* _What you should do_: The records below are to be copied word for word, with every picture left out.
::::
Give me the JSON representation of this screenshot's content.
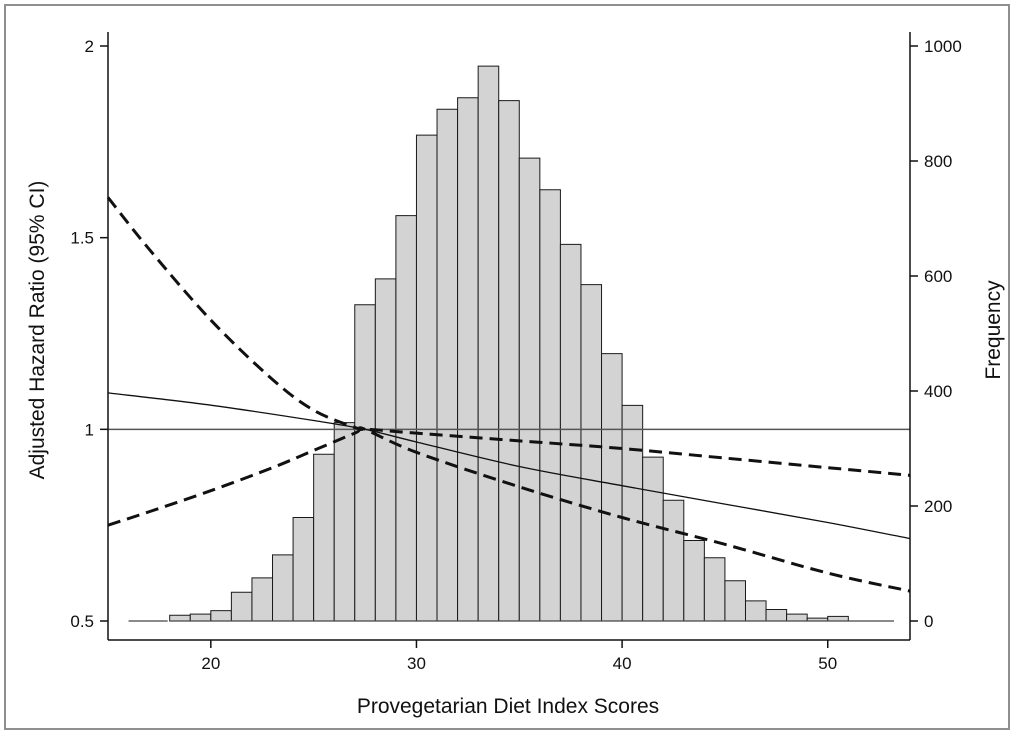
{
  "chart_data": {
    "type": "bar",
    "title": "",
    "xlabel": "Provegetarian Diet Index Scores",
    "ylabel_left": "Adjusted Hazard Ratio (95% CI)",
    "ylabel_right": "Frequency",
    "xlim": [
      15,
      54
    ],
    "ylim_left": [
      0.5,
      2
    ],
    "ylim_right": [
      0,
      1000
    ],
    "x_ticks": [
      20,
      30,
      40,
      50
    ],
    "y_left_ticks": [
      0.5,
      1,
      1.5,
      2
    ],
    "y_left_tick_labels": [
      "0.5",
      "1",
      "1.5",
      "2"
    ],
    "y_right_ticks": [
      0,
      200,
      400,
      600,
      800,
      1000
    ],
    "grid": false,
    "legend": "none",
    "histogram": {
      "axis": "right",
      "bin_width": 1,
      "bin_starts": [
        18,
        19,
        20,
        21,
        22,
        23,
        24,
        25,
        26,
        27,
        28,
        29,
        30,
        31,
        32,
        33,
        34,
        35,
        36,
        37,
        38,
        39,
        40,
        41,
        42,
        43,
        44,
        45,
        46,
        47,
        48,
        49,
        50
      ],
      "values": [
        10,
        12,
        18,
        50,
        75,
        115,
        180,
        290,
        345,
        550,
        595,
        705,
        845,
        890,
        910,
        965,
        905,
        805,
        750,
        655,
        585,
        465,
        375,
        285,
        210,
        140,
        110,
        70,
        35,
        20,
        12,
        5,
        8
      ],
      "color": "#d3d3d3",
      "stroke": "#1a1a1a"
    },
    "reference_line": {
      "axis": "left",
      "y": 1,
      "color": "#555555"
    },
    "series": [
      {
        "axis": "left",
        "style": "solid",
        "x": [
          15,
          20,
          25,
          27.5,
          30,
          35,
          40,
          45,
          50,
          54
        ],
        "y": [
          1.095,
          1.063,
          1.023,
          1.0,
          0.967,
          0.903,
          0.853,
          0.805,
          0.757,
          0.715
        ]
      },
      {
        "axis": "left",
        "style": "dashed",
        "x": [
          15,
          17,
          20,
          23,
          25,
          27,
          27.5,
          30,
          35,
          40,
          45,
          50,
          54
        ],
        "y": [
          1.605,
          1.47,
          1.285,
          1.13,
          1.05,
          1.005,
          1.0,
          0.94,
          0.85,
          0.77,
          0.7,
          0.625,
          0.578
        ]
      },
      {
        "axis": "left",
        "style": "dashed",
        "x": [
          15,
          17,
          20,
          23,
          25,
          27,
          27.5,
          30,
          35,
          40,
          45,
          50,
          54
        ],
        "y": [
          0.75,
          0.785,
          0.84,
          0.9,
          0.945,
          0.99,
          1.0,
          0.99,
          0.97,
          0.95,
          0.925,
          0.9,
          0.88
        ]
      }
    ],
    "legend_stub": {
      "axis": "left",
      "y": 0.5,
      "x": [
        16,
        17.9
      ]
    }
  }
}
::::
* _Problem solution_:
Give me the JSON representation of this screenshot's content.
{
  "chart_data": {
    "type": "bar",
    "title": "",
    "xlabel": "Provegetarian Diet Index Scores",
    "ylabel_left": "Adjusted Hazard Ratio (95% CI)",
    "ylabel_right": "Frequency",
    "xlim": [
      15,
      54
    ],
    "ylim_left": [
      0.5,
      2
    ],
    "ylim_right": [
      0,
      1000
    ],
    "x_ticks": [
      20,
      30,
      40,
      50
    ],
    "y_left_ticks": [
      0.5,
      1,
      1.5,
      2
    ],
    "y_left_tick_labels": [
      "0.5",
      "1",
      "1.5",
      "2"
    ],
    "y_right_ticks": [
      0,
      200,
      400,
      600,
      800,
      1000
    ],
    "grid": false,
    "legend": "none",
    "histogram": {
      "axis": "right",
      "bin_width": 1,
      "bin_starts": [
        18,
        19,
        20,
        21,
        22,
        23,
        24,
        25,
        26,
        27,
        28,
        29,
        30,
        31,
        32,
        33,
        34,
        35,
        36,
        37,
        38,
        39,
        40,
        41,
        42,
        43,
        44,
        45,
        46,
        47,
        48,
        49,
        50
      ],
      "values": [
        10,
        12,
        18,
        50,
        75,
        115,
        180,
        290,
        345,
        550,
        595,
        705,
        845,
        890,
        910,
        965,
        905,
        805,
        750,
        655,
        585,
        465,
        375,
        285,
        210,
        140,
        110,
        70,
        35,
        20,
        12,
        5,
        8
      ],
      "color": "#d3d3d3",
      "stroke": "#1a1a1a"
    },
    "reference_line": {
      "axis": "left",
      "y": 1,
      "color": "#555555"
    },
    "series": [
      {
        "axis": "left",
        "style": "solid",
        "x": [
          15,
          20,
          25,
          27.5,
          30,
          35,
          40,
          45,
          50,
          54
        ],
        "y": [
          1.095,
          1.063,
          1.023,
          1.0,
          0.967,
          0.903,
          0.853,
          0.805,
          0.757,
          0.715
        ]
      },
      {
        "axis": "left",
        "style": "dashed",
        "x": [
          15,
          17,
          20,
          23,
          25,
          27,
          27.5,
          30,
          35,
          40,
          45,
          50,
          54
        ],
        "y": [
          1.605,
          1.47,
          1.285,
          1.13,
          1.05,
          1.005,
          1.0,
          0.94,
          0.85,
          0.77,
          0.7,
          0.625,
          0.578
        ]
      },
      {
        "axis": "left",
        "style": "dashed",
        "x": [
          15,
          17,
          20,
          23,
          25,
          27,
          27.5,
          30,
          35,
          40,
          45,
          50,
          54
        ],
        "y": [
          0.75,
          0.785,
          0.84,
          0.9,
          0.945,
          0.99,
          1.0,
          0.99,
          0.97,
          0.95,
          0.925,
          0.9,
          0.88
        ]
      }
    ],
    "legend_stub": {
      "axis": "left",
      "y": 0.5,
      "x": [
        16,
        17.9
      ]
    }
  }
}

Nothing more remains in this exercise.